Data items

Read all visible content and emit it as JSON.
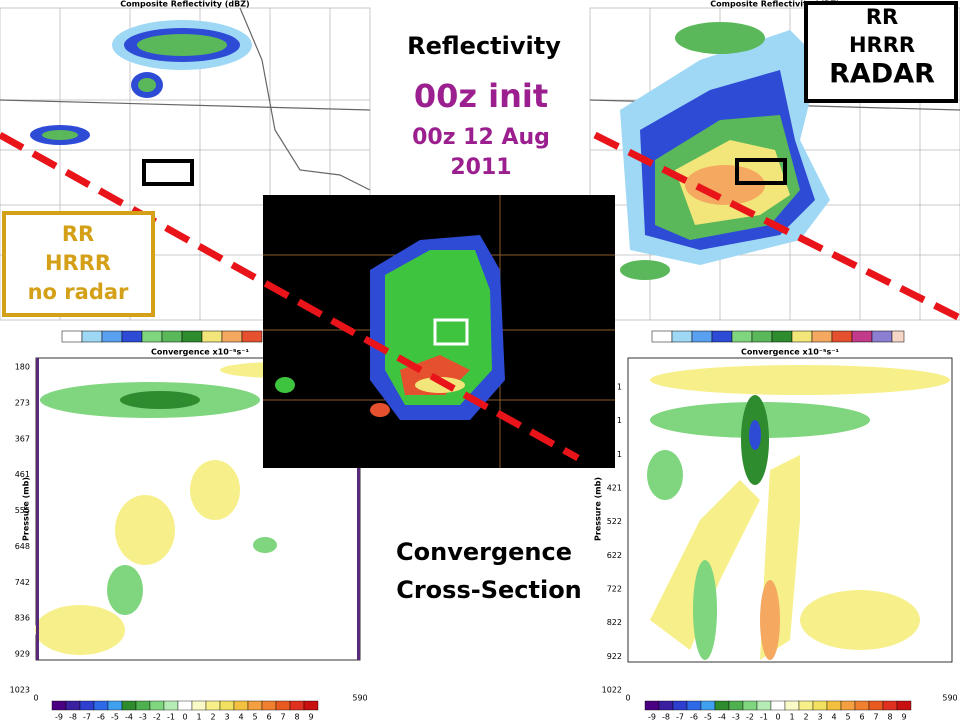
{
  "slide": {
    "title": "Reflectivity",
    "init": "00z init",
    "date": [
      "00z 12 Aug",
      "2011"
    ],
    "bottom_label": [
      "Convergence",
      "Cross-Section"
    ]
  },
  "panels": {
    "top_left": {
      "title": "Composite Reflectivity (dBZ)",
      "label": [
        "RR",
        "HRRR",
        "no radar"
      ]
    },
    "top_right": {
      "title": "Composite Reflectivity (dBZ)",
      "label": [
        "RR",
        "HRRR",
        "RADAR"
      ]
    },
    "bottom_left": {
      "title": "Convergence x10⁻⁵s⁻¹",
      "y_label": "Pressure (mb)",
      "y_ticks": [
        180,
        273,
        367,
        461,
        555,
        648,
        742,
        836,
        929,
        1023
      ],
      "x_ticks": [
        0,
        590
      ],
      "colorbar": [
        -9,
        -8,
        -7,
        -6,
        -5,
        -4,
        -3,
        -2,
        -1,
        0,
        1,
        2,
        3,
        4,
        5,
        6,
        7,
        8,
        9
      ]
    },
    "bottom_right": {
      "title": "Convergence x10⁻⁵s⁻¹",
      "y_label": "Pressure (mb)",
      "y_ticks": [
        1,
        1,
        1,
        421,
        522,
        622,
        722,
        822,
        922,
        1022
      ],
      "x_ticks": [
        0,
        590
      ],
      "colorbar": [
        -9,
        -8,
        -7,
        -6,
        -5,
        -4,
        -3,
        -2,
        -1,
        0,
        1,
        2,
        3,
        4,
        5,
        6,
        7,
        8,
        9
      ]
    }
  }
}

* * *

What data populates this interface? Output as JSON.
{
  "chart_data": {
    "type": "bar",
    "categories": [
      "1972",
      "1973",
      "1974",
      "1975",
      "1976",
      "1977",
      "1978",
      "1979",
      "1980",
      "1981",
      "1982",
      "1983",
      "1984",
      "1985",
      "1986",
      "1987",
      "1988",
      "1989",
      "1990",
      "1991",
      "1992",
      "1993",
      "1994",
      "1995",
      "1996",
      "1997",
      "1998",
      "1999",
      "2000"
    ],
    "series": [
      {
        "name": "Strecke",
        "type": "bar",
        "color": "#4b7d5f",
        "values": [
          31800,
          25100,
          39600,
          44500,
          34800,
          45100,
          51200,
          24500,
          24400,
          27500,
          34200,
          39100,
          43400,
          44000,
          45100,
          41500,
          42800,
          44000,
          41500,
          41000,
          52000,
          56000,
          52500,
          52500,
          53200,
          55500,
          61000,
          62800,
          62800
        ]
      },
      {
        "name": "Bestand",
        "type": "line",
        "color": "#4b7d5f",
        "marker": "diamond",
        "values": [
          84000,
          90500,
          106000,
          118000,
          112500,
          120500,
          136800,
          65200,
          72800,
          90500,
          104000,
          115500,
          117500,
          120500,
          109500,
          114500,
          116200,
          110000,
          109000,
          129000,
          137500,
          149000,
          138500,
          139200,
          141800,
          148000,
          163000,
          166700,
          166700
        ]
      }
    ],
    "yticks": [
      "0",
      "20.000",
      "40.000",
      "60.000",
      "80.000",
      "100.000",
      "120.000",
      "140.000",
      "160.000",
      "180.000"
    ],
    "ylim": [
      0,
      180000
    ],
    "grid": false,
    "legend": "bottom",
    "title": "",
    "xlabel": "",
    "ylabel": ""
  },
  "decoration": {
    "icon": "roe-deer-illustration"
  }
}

...

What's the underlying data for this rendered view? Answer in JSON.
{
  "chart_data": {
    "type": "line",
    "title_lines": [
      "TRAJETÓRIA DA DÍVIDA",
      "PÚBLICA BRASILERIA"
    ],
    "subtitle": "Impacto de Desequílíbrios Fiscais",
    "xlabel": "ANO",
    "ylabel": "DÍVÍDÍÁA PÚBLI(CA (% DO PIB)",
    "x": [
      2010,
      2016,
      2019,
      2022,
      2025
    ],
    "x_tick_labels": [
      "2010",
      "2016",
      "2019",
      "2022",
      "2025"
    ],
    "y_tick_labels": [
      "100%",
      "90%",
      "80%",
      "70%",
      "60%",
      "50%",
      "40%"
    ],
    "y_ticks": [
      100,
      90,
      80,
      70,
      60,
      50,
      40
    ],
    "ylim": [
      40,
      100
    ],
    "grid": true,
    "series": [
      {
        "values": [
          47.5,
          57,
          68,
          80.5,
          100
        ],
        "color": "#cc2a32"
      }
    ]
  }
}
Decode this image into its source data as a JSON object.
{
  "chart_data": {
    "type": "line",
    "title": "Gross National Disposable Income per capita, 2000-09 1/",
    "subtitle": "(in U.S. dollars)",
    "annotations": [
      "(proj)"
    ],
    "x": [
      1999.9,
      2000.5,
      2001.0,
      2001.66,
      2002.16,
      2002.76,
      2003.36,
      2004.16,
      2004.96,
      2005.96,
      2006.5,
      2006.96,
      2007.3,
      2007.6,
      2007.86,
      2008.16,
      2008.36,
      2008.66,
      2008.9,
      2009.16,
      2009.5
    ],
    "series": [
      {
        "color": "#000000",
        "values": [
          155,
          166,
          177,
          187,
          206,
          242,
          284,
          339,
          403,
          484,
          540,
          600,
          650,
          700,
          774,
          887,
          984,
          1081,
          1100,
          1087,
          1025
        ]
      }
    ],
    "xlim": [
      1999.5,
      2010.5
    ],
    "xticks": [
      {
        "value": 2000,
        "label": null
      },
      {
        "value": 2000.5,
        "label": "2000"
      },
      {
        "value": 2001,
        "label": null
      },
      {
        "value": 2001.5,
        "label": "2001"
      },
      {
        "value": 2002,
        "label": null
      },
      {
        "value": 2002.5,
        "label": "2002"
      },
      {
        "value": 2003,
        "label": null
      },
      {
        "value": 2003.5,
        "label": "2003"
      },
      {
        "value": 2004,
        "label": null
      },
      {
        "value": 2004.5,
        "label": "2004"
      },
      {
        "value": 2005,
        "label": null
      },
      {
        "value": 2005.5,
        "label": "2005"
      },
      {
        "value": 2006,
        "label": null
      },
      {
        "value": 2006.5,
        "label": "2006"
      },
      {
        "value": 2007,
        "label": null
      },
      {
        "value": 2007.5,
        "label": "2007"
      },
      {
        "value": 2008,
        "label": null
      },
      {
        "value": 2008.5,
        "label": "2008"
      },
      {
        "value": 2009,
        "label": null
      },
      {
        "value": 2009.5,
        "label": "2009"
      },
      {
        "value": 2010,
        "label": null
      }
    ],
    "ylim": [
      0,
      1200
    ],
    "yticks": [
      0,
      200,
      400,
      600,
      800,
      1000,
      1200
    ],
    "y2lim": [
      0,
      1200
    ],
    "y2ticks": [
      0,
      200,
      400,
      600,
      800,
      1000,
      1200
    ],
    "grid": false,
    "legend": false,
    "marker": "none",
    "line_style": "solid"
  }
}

**Your instructions:**
Write out every line of the preceding listing that contains "type".

**Reply:**
    "type": "bar",
        "type": "bar",
        "type": "line",
    "type": "line",
    "type": "line",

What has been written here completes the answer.